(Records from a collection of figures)
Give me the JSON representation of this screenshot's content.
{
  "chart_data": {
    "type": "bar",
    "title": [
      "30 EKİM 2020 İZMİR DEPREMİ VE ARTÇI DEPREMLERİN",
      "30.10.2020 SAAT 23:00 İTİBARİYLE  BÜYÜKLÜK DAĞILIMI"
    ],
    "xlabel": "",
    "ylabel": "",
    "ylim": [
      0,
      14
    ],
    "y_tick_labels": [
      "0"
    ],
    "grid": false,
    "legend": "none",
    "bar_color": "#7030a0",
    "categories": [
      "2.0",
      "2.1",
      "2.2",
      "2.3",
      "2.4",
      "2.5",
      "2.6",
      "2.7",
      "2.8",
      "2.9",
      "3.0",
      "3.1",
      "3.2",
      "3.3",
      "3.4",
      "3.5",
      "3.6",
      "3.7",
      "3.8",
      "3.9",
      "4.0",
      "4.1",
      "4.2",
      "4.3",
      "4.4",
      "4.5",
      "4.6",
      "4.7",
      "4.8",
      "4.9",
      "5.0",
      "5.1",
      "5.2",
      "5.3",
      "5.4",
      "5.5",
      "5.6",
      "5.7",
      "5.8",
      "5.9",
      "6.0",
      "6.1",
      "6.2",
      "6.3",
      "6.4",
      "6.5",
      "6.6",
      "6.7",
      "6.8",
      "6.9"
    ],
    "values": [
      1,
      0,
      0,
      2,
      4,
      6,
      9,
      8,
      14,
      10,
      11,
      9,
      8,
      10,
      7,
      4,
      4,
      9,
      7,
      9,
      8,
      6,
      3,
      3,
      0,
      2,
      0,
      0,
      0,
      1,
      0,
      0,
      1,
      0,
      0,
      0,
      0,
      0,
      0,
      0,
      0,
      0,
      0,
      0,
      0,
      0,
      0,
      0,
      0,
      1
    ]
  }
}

■ TO BE DONE
Restate every entry word for word.

■ RESULT OF THIS EXERCISE
Give me the JSON representation of this screenshot's content.
{
  "chart_data": {
    "type": "bar",
    "title": [
      "30 EKİM 2020 İZMİR DEPREMİ VE ARTÇI DEPREMLERİN",
      "30.10.2020 SAAT 23:00 İTİBARİYLE  BÜYÜKLÜK DAĞILIMI"
    ],
    "xlabel": "",
    "ylabel": "",
    "ylim": [
      0,
      14
    ],
    "y_tick_labels": [
      "0"
    ],
    "grid": false,
    "legend": "none",
    "bar_color": "#7030a0",
    "categories": [
      "2.0",
      "2.1",
      "2.2",
      "2.3",
      "2.4",
      "2.5",
      "2.6",
      "2.7",
      "2.8",
      "2.9",
      "3.0",
      "3.1",
      "3.2",
      "3.3",
      "3.4",
      "3.5",
      "3.6",
      "3.7",
      "3.8",
      "3.9",
      "4.0",
      "4.1",
      "4.2",
      "4.3",
      "4.4",
      "4.5",
      "4.6",
      "4.7",
      "4.8",
      "4.9",
      "5.0",
      "5.1",
      "5.2",
      "5.3",
      "5.4",
      "5.5",
      "5.6",
      "5.7",
      "5.8",
      "5.9",
      "6.0",
      "6.1",
      "6.2",
      "6.3",
      "6.4",
      "6.5",
      "6.6",
      "6.7",
      "6.8",
      "6.9"
    ],
    "values": [
      1,
      0,
      0,
      2,
      4,
      6,
      9,
      8,
      14,
      10,
      11,
      9,
      8,
      10,
      7,
      4,
      4,
      9,
      7,
      9,
      8,
      6,
      3,
      3,
      0,
      2,
      0,
      0,
      0,
      1,
      0,
      0,
      1,
      0,
      0,
      0,
      0,
      0,
      0,
      0,
      0,
      0,
      0,
      0,
      0,
      0,
      0,
      0,
      0,
      1
    ]
  }
}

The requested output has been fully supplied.